→ **RECORDS SHOWN**:
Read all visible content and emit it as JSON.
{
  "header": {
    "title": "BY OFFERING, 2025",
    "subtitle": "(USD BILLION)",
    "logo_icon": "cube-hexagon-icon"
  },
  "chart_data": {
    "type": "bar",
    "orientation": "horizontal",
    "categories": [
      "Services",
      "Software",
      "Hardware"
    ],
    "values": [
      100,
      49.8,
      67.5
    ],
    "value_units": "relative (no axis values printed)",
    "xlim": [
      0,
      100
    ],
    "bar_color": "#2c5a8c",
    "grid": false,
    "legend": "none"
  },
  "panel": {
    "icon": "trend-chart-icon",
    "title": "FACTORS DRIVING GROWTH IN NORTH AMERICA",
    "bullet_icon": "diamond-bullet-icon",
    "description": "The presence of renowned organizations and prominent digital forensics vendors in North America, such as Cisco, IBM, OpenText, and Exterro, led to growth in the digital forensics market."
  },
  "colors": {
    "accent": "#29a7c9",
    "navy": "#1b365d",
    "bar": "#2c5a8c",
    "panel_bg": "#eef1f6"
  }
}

→ **WHAT IS ASKED**: Nothing should be left out: repeat all of the data exactly.

→ **RESPONSE TO THIS EXERCISE**:
Read all visible content and emit it as JSON.
{
  "header": {
    "title": "BY OFFERING, 2025",
    "subtitle": "(USD BILLION)",
    "logo_icon": "cube-hexagon-icon"
  },
  "chart_data": {
    "type": "bar",
    "orientation": "horizontal",
    "categories": [
      "Services",
      "Software",
      "Hardware"
    ],
    "values": [
      100,
      49.8,
      67.5
    ],
    "value_units": "relative (no axis values printed)",
    "xlim": [
      0,
      100
    ],
    "bar_color": "#2c5a8c",
    "grid": false,
    "legend": "none"
  },
  "panel": {
    "icon": "trend-chart-icon",
    "title": "FACTORS DRIVING GROWTH IN NORTH AMERICA",
    "bullet_icon": "diamond-bullet-icon",
    "description": "The presence of renowned organizations and prominent digital forensics vendors in North America, such as Cisco, IBM, OpenText, and Exterro, led to growth in the digital forensics market."
  },
  "colors": {
    "accent": "#29a7c9",
    "navy": "#1b365d",
    "bar": "#2c5a8c",
    "panel_bg": "#eef1f6"
  }
}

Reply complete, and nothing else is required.